这行代码，通过while循环取得%出现的位置然后在解析成一个FormatToken对象，然后跳到一个符合条件必然会调用的方法

CharSequence substitution = transform(token, argument);

那么这行代码发生了什么，我们接着看

private CharSequence transform(FormatToken token, Object argument) {
this.formatToken = token;
this.arg = argument;

// There are only two format specifiers that matter: "%d" and "%s".
// Nothing else is common in the wild. We fast-path these two to
// avoid the heavyweight machinery needed to cope with flags, width,
// and precision.
if (token.isDefault()) {
switch (token.getConversionType()) {
case 's':
if (arg == null) {
return "null";
} else if (!(arg instanceof Formattable)) {
return arg.toString();
}
break;
case 'd':
boolean needLocalizedDigits = (localeData.zeroDigit != '0');
if (out instanceof StringBuilder && !needLocalizedDigits) {
if (arg instanceof Integer || arg instanceof Short || arg instanceof Byte) {
IntegralToString.appendInt((StringBuilder) out, ((Number) arg).intValue());
return null;
} else if (arg instanceof Long) {
IntegralToString.appendLong((StringBuilder) out, ((Long) arg).longValue());
return null;
}
}
if (arg instanceof Integer || arg instanceof Long || arg instanceof Short || arg instanceof Byte) {
String result = arg.toString();
return needLocalizedDigits ? localizeDigits(result) : result;
}
}
}

formatToken.checkFlags(arg);
CharSequence result;
switch (token.getConversionType()) {
case 'B': case 'b':
result = transformFromBoolean();
break;
case 'H': case 'h':
result = transformFromHashCode();
break;
case 'S': case 's':
result = transformFromString();
break;
case 'C': case 'c':
result = transformFromCharacter();
break;
case 'd': case 'o': case 'x': case 'X':
if (arg == null || arg instanceof BigInteger) {
result = transformFromBigInteger();
} else {
result = transformFromInteger();
}
break;
case 'A': case 'a': case 'E': case 'e': case 'f': case 'G': case 'g':
result = transformFromFloat();
break;
case '%':
result = transformFromPercent();
break;
case 'n':
result = System.lineSeparator();
break;
case 't': case 'T':
result = transformFromDateTime();
break;
default:
throw token.unknownFormatConversionException();
}

if (Character.isUpperCase(token.getConversionType())) {
if (result != null) {
result = result.toString().toUpperCase(locale);
}
}
return result;
}

至此，String.format()我的理解就是更加可视化一些基本类型的拼接，比起StringBuilder的执行效率是鞭长莫及，相当与建立在StringBuilder上一个封装版。打个比方，就像ListVew大家都会继承BaseAdapter实现灵活的扩展而一般不经常去使用SimpleAdapter以及ArrayAdapter。

----

— 执行任务 —
a: 正文的代码中，哪些转换字符会调用 transformFromFloat()？请全部列出。
b: 在正文的 transform 方法里，如果 token.isDefault() 为真、转换类型为 's' 且 arg 为 null，会返回什么？
所附材料用不上。

区域边界数据:

----

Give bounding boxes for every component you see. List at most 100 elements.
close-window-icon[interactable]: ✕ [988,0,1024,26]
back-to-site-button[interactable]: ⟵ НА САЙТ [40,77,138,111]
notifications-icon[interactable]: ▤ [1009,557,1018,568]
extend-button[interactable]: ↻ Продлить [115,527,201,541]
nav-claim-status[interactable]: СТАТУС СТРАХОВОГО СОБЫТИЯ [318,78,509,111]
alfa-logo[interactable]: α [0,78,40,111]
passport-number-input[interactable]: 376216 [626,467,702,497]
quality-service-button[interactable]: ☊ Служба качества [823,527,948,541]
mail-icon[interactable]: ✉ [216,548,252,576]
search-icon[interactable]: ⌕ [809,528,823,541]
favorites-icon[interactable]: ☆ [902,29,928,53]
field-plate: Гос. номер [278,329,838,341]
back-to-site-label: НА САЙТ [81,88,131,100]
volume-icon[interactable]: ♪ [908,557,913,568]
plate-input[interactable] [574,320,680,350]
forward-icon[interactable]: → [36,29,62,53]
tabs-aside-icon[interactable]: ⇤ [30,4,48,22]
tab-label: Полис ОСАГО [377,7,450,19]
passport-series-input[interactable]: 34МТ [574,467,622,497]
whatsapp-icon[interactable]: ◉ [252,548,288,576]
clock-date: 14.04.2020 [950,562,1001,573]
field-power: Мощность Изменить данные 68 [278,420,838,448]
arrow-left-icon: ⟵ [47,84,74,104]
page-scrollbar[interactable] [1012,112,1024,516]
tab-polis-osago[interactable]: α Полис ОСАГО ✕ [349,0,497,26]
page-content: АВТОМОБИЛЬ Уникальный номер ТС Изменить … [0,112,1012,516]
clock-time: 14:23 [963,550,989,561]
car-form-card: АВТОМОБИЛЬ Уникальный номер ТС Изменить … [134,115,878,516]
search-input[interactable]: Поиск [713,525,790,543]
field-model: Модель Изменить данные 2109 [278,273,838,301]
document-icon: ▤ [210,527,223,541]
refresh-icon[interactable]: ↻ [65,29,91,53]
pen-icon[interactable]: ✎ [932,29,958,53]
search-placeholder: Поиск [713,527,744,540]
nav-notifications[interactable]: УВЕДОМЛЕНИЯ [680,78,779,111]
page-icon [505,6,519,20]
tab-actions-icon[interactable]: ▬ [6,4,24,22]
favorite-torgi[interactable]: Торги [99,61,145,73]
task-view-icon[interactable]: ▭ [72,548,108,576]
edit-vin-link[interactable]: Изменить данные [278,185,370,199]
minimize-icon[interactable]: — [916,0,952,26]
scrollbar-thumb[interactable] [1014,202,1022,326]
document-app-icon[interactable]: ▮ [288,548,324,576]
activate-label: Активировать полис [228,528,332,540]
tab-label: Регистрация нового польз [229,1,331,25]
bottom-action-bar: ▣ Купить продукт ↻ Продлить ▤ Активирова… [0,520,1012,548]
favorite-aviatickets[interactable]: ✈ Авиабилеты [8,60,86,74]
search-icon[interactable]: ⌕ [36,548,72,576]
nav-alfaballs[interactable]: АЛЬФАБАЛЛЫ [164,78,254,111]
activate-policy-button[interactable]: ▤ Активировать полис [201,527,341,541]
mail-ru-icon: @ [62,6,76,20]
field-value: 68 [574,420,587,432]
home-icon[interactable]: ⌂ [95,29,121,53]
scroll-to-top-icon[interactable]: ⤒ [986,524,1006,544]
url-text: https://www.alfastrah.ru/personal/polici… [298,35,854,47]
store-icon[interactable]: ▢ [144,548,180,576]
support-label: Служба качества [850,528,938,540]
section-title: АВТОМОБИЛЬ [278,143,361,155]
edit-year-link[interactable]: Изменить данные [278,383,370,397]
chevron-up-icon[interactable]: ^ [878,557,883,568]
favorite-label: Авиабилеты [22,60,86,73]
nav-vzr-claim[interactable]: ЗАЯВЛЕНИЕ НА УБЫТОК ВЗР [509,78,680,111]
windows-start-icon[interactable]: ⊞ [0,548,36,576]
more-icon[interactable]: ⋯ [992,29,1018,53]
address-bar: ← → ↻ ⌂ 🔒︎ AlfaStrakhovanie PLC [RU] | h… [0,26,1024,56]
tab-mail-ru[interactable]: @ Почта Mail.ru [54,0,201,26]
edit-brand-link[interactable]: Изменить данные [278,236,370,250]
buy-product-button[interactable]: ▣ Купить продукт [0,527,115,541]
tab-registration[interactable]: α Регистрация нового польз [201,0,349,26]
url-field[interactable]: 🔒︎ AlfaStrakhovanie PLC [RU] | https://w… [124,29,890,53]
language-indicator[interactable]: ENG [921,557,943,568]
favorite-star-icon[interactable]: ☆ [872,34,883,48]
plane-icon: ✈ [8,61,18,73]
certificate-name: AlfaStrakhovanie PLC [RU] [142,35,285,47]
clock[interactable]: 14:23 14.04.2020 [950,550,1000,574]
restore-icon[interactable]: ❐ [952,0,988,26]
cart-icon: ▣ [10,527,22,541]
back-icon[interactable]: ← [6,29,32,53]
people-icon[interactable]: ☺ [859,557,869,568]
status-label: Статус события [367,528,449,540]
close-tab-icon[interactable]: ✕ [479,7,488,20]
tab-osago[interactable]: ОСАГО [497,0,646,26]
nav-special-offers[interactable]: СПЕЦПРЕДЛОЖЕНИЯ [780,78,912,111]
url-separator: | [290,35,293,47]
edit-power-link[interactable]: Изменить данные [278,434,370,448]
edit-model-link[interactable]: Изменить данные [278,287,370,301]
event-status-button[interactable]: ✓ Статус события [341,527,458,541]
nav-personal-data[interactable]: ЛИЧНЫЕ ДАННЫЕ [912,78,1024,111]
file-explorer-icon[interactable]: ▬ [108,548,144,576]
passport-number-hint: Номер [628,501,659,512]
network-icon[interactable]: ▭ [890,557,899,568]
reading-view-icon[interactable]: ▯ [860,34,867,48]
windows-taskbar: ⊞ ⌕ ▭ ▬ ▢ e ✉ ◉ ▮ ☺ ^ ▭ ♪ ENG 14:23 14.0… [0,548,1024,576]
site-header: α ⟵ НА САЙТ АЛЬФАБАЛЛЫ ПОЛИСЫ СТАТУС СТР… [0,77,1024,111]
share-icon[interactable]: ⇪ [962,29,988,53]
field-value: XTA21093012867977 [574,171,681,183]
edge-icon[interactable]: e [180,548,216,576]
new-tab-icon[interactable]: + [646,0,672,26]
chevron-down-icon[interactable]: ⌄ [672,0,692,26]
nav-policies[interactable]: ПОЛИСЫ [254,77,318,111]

----

— 各题答案 —
a: 'A'、'a'、'E'、'e'、'f'、'G'、'g'

b: 返回字符串 "null"。